(Saved data entries)

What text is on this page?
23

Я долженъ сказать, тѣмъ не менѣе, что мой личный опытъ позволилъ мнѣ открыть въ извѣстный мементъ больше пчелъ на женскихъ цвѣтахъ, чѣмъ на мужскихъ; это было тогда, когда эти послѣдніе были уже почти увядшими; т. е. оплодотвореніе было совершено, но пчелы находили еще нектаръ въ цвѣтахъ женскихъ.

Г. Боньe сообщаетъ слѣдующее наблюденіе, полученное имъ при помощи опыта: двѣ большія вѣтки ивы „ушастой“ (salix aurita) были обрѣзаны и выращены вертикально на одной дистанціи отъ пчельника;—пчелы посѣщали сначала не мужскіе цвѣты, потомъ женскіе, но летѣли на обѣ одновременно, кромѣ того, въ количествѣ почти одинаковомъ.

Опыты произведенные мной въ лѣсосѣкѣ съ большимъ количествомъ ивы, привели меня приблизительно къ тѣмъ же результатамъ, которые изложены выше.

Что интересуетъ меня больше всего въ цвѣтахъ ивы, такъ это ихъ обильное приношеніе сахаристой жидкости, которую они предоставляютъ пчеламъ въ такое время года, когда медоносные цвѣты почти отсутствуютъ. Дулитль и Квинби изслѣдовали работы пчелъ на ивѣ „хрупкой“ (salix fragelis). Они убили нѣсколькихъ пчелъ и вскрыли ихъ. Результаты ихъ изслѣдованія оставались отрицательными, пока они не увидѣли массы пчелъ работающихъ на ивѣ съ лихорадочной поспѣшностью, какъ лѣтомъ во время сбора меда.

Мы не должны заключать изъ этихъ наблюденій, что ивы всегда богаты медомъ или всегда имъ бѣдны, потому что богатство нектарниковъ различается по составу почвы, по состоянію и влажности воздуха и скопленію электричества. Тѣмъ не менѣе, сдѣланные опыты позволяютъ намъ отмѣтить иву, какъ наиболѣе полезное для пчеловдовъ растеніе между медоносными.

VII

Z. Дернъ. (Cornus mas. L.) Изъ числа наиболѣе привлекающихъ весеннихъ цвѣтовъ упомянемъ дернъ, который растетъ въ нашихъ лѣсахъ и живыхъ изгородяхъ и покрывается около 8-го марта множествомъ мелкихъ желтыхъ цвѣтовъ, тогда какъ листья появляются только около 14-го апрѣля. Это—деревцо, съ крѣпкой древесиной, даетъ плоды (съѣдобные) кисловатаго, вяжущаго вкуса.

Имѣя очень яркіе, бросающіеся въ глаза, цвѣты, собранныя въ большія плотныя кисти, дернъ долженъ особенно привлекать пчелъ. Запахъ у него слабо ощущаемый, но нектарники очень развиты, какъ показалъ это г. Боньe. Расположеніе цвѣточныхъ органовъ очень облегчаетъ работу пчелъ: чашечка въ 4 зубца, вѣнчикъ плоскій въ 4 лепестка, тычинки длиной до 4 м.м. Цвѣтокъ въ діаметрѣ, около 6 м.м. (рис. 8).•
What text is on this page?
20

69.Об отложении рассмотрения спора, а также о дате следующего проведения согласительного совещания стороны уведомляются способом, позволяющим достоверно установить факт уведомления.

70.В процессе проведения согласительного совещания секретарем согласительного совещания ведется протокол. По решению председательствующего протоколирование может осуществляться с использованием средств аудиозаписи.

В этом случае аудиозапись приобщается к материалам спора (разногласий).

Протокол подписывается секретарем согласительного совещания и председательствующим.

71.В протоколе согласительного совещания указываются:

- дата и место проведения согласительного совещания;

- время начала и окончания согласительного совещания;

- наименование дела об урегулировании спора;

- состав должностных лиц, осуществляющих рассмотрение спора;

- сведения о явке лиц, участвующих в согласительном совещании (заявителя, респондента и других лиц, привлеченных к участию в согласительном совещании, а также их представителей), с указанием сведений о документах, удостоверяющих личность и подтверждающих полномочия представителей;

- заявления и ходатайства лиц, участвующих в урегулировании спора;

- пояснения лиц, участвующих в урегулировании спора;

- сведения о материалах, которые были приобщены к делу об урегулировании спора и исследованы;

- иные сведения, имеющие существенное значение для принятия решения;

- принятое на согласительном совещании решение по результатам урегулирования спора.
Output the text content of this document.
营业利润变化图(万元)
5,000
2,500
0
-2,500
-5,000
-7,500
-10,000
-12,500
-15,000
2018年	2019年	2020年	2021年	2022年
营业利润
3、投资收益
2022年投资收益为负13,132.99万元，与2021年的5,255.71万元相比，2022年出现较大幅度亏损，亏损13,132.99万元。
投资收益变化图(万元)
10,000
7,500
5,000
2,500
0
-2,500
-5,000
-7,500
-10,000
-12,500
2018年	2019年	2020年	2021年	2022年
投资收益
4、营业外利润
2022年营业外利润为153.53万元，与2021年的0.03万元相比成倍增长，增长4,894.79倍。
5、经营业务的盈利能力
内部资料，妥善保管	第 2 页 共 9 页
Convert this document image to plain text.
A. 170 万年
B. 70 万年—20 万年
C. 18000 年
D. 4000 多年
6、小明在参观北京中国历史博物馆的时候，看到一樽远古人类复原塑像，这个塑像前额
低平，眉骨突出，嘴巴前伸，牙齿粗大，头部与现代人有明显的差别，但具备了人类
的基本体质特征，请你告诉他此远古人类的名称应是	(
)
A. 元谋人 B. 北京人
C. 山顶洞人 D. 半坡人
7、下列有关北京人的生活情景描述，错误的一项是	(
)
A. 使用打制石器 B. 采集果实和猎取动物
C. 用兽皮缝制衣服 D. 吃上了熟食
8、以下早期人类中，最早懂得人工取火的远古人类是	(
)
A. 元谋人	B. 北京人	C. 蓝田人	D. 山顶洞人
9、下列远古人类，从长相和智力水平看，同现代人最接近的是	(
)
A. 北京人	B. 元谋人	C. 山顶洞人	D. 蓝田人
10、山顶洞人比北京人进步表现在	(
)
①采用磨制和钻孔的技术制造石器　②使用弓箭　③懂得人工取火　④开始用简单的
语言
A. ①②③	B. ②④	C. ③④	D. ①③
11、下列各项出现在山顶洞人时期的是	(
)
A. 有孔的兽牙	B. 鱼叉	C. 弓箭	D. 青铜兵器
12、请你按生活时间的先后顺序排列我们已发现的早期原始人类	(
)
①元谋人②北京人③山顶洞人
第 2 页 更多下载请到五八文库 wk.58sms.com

● Written task: From the listing above, copy out each line where the word "были" appears.

● The reply:
Я долженъ сказать, тѣмъ не менѣе, что мой личный опытъ позволилъ мнѣ открыть въ извѣстный мементъ больше пчелъ на женскихъ цвѣтахъ, чѣмъ на мужскихъ; это было тогда, когда эти послѣдніе были уже почти увядшими; т. е. оплодотвореніе было совершено, но пчелы находили еще нектаръ въ цвѣтахъ женскихъ.
Г. Боньe сообщаетъ слѣдующее наблюденіе, полученное имъ при помощи опыта: двѣ большія вѣтки ивы „ушастой“ (salix aurita) были обрѣзаны и выращены вертикально на одной дистанціи отъ пчельника;—пчелы посѣщали сначала не мужскіе цвѣты, потомъ женскіе, но летѣли на обѣ одновременно, кромѣ того, въ количествѣ почти одинаковомъ.
- сведения о материалах, которые были приобщены к делу об урегулировании спора и исследованы;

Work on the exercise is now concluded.